• **STATED EXERCISE**: Quote all of the data exactly as given. Skip every picture it contains.

Recorded data:
************

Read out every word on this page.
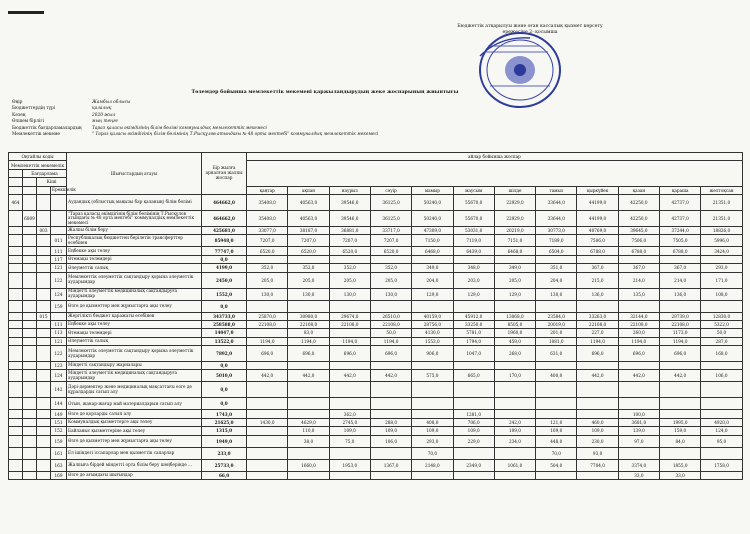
Бюджеттік атқарылуы және оған кассалық қызмет көрсету
ережесіне 2- қосымша
Төлемдер бойынша мемлекеттік мекемені қаржыландырудың жеке жоспарының жиынтығы
Өңір	Жамбыл облысы
Бюджеттердің түрі	қалалық
Кезең	2020 жыл
Өлшем бірлігі	мың теңге
Бюджеттік бағдарламалардың	Тараз қаласы әкімдігінің білім бөлімі коммуналдық мемлекеттік мекемесі
Мемлекеттік мекеме	" Тараз қаласы әкімдігінің білім бөлімінің Т.Рысқұлов атындағы № 48 орта мектебі" коммуналдық мемлекеттік мекемесі
Оңтайлы коды				Шығыстардың атауы	Бір жылға арналған жалпы жоспар	айлар бойынша жоспар											
Мемлекеттік мекемелік																	
	Бағдарлама																
		Кіші															
			Ерекшелік			қаңтар	ақпан	наурыз	сәуір	мамыр	маусым	шілде	тамыз	қыркүйек	қазан	қараша	желтоқсан
464				Аудандық (облыстық маңызы бар қаланың) білім бөлімі	464662,0	35408,0	40563,0	39546,0	36125,0	50240,0	55670,0	22929,0	33644,0	44199,0	42250,0	42737,0	21351,0
	6809			"Тараз қаласы әкімдігінің білім бөлімінің Т.Рысқұлов атындағы № 48 орта мектебі" коммуналдық мемлекеттік мекемесі	464662,0	35408,0	40563,0	39546,0	36125,0	50240,0	55670,0	22929,0	33644,0	44199,0	42250,0	42737,0	21351,0
		003		Жалпы білім беру	425681,0	33077,0	38187,0	36881,0	33717,0	47309,0	53031,0	20219,0	30773,0	40769,0	39645,0	37244,0	18826,0
			011	Республикалық бюджеттен берілетін трансферттер есебінен	85948,0	7207,0	7207,0	7207,0	7207,0	7150,0	7119,0	7151,0	7189,0	7506,0	7506,0	7505,0	5996,0
			111	Еңбекке ақы төлеу	77747,0	6520,0	6520,0	6520,0	6520,0	6468,0	6439,0	6468,0	6504,0	6788,0	6788,0	6788,0	3424,0
			117	Өтемақы төлемдері	0,0												
			121	Әлеуметтік салық	4199,0	352,0	352,0	352,0	352,0	349,0	348,0	349,0	351,0	367,0	367,0	367,0	293,0
			122	Мемлекеттік әлеуметтік сақтандыру қорына әлеуметтік аударымдар	2450,0	205,0	205,0	205,0	205,0	204,0	203,0	205,0	204,0	215,0	214,0	214,0	171,0
			124	Міндетті әлеуметтік медициналық сақтандыруға аударымдар	1552,0	130,0	130,0	130,0	130,0	129,0	129,0	129,0	130,0	136,0	135,0	136,0	108,0
			159	Өзге де қызметтер мен жұмыстарға ақы төлеу	0,0												
		015		Жергілікті бюджет қаражаты есебінен	343733,0	25870,0	30980,0	29674,0	26510,0	40159,0	45912,0	13068,0	23584,0	33263,0	32144,0	29739,0	12830,0
			111	Еңбекке ақы төлеу	258588,0	22108,0	22108,0	22108,0	22108,0	28756,0	33250,0	8505,0	20019,0	22108,0	22108,0	22108,0	5322,0
			113	Өтемақы төлемдері	14047,0		83,0		50,0	4130,0	5781,0	1960,0	201,0	227,0	260,0	1173,0	50,0
			121	Әлеуметтік салық	13522,0	1194,0	1194,0	1194,0	1194,0	1553,0	1794,0	459,0	1081,0	1194,0	1194,0	1194,0	287,0
			122	Мемлекеттік әлеуметтік сақтандыру қорына әлеуметтік аударымдар	7892,0	696,0	696,0	696,0	696,0	906,0	1047,0	268,0	631,0	696,0	696,0	696,0	168,0
			123	Міндетті сақтандыру жарналары	0,0												
			124	Міндетті әлеуметтік медициналық сақтандыруға аударымдар	5010,0	442,0	442,0	442,0	442,0	575,0	665,0	170,0	400,0	442,0	442,0	442,0	106,0
			142	Дәрі-дәрмектер және медициналық мақсаттағы өзге де құралдарды сатып алу	0,0												
			144	Отын, жанар-жағар май материалдарын сатып алу	0,0												
			149	Өзге де қорларды сатып алу	1743,0			362,0			1281,0				100,0		
			151	Коммуналдық қызметтерге ақы төлеу	21625,0	1430,0	4629,0	2745,0	288,0	408,0	706,0	242,0	121,0	460,0	3681,0	1995,0	4920,0
			152	Байланыс қызметтеріне ақы төлеу	1315,0		110,0	109,0	109,0	109,0	109,0	109,0	109,0	109,0	139,0	159,0	124,0
			159	Өзге де қызметтер мен жұмыстарға ақы төлеу	1949,0		38,0	75,0	106,0	293,0	229,0	234,0	448,0	230,0	97,0	84,0	95,0
			161	Ел ішіндегі іссапарлар мен қызметтік сапарлар	233,0					70,0			70,0	93,0			
			163	Жалпыға бірдей міндетті орта білім беру шеңберінде ...	25733,0		1660,0	1953,0	1367,0	2148,0	2349,0	1061,0	504,0	7704,0	3374,0	1855,0	1758,0
			169	Өзге де ағымдағы шығындар	66,0										33,0	33,0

************

• **THE OUTPUT**:
Read out every word on this page.
Бюджеттік атқарылуы және оған кассалық қызмет көрсету
ережесіне 2- қосымша
Төлемдер бойынша мемлекеттік мекемені қаржыландырудың жеке жоспарының жиынтығы
Өңір	Жамбыл облысы
Бюджеттердің түрі	қалалық
Кезең	2020 жыл
Өлшем бірлігі	мың теңге
Бюджеттік бағдарламалардың	Тараз қаласы әкімдігінің білім бөлімі коммуналдық мемлекеттік мекемесі
Мемлекеттік мекеме	" Тараз қаласы әкімдігінің білім бөлімінің Т.Рысқұлов атындағы № 48 орта мектебі" коммуналдық мемлекеттік мекемесі
Оңтайлы коды				Шығыстардың атауы	Бір жылға арналған жалпы жоспар	айлар бойынша жоспар											
Мемлекеттік мекемелік																	
	Бағдарлама																
		Кіші															
			Ерекшелік			қаңтар	ақпан	наурыз	сәуір	мамыр	маусым	шілде	тамыз	қыркүйек	қазан	қараша	желтоқсан
464				Аудандық (облыстық маңызы бар қаланың) білім бөлімі	464662,0	35408,0	40563,0	39546,0	36125,0	50240,0	55670,0	22929,0	33644,0	44199,0	42250,0	42737,0	21351,0
	6809			"Тараз қаласы әкімдігінің білім бөлімінің Т.Рысқұлов атындағы № 48 орта мектебі" коммуналдық мемлекеттік мекемесі	464662,0	35408,0	40563,0	39546,0	36125,0	50240,0	55670,0	22929,0	33644,0	44199,0	42250,0	42737,0	21351,0
		003		Жалпы білім беру	425681,0	33077,0	38187,0	36881,0	33717,0	47309,0	53031,0	20219,0	30773,0	40769,0	39645,0	37244,0	18826,0
			011	Республикалық бюджеттен берілетін трансферттер есебінен	85948,0	7207,0	7207,0	7207,0	7207,0	7150,0	7119,0	7151,0	7189,0	7506,0	7506,0	7505,0	5996,0
			111	Еңбекке ақы төлеу	77747,0	6520,0	6520,0	6520,0	6520,0	6468,0	6439,0	6468,0	6504,0	6788,0	6788,0	6788,0	3424,0
			117	Өтемақы төлемдері	0,0												
			121	Әлеуметтік салық	4199,0	352,0	352,0	352,0	352,0	349,0	348,0	349,0	351,0	367,0	367,0	367,0	293,0
			122	Мемлекеттік әлеуметтік сақтандыру қорына әлеуметтік аударымдар	2450,0	205,0	205,0	205,0	205,0	204,0	203,0	205,0	204,0	215,0	214,0	214,0	171,0
			124	Міндетті әлеуметтік медициналық сақтандыруға аударымдар	1552,0	130,0	130,0	130,0	130,0	129,0	129,0	129,0	130,0	136,0	135,0	136,0	108,0
			159	Өзге де қызметтер мен жұмыстарға ақы төлеу	0,0												
		015		Жергілікті бюджет қаражаты есебінен	343733,0	25870,0	30980,0	29674,0	26510,0	40159,0	45912,0	13068,0	23584,0	33263,0	32144,0	29739,0	12830,0
			111	Еңбекке ақы төлеу	258588,0	22108,0	22108,0	22108,0	22108,0	28756,0	33250,0	8505,0	20019,0	22108,0	22108,0	22108,0	5322,0
			113	Өтемақы төлемдері	14047,0		83,0		50,0	4130,0	5781,0	1960,0	201,0	227,0	260,0	1173,0	50,0
			121	Әлеуметтік салық	13522,0	1194,0	1194,0	1194,0	1194,0	1553,0	1794,0	459,0	1081,0	1194,0	1194,0	1194,0	287,0
			122	Мемлекеттік әлеуметтік сақтандыру қорына әлеуметтік аударымдар	7892,0	696,0	696,0	696,0	696,0	906,0	1047,0	268,0	631,0	696,0	696,0	696,0	168,0
			123	Міндетті сақтандыру жарналары	0,0												
			124	Міндетті әлеуметтік медициналық сақтандыруға аударымдар	5010,0	442,0	442,0	442,0	442,0	575,0	665,0	170,0	400,0	442,0	442,0	442,0	106,0
			142	Дәрі-дәрмектер және медициналық мақсаттағы өзге де құралдарды сатып алу	0,0												
			144	Отын, жанар-жағар май материалдарын сатып алу	0,0												
			149	Өзге де қорларды сатып алу	1743,0			362,0			1281,0				100,0		
			151	Коммуналдық қызметтерге ақы төлеу	21625,0	1430,0	4629,0	2745,0	288,0	408,0	706,0	242,0	121,0	460,0	3681,0	1995,0	4920,0
			152	Байланыс қызметтеріне ақы төлеу	1315,0		110,0	109,0	109,0	109,0	109,0	109,0	109,0	109,0	139,0	159,0	124,0
			159	Өзге де қызметтер мен жұмыстарға ақы төлеу	1949,0		38,0	75,0	106,0	293,0	229,0	234,0	448,0	230,0	97,0	84,0	95,0
			161	Ел ішіндегі іссапарлар мен қызметтік сапарлар	233,0					70,0			70,0	93,0			
			163	Жалпыға бірдей міндетті орта білім беру шеңберінде ...	25733,0		1660,0	1953,0	1367,0	2148,0	2349,0	1061,0	504,0	7704,0	3374,0	1855,0	1758,0
			169	Өзге де ағымдағы шығындар	66,0										33,0	33,0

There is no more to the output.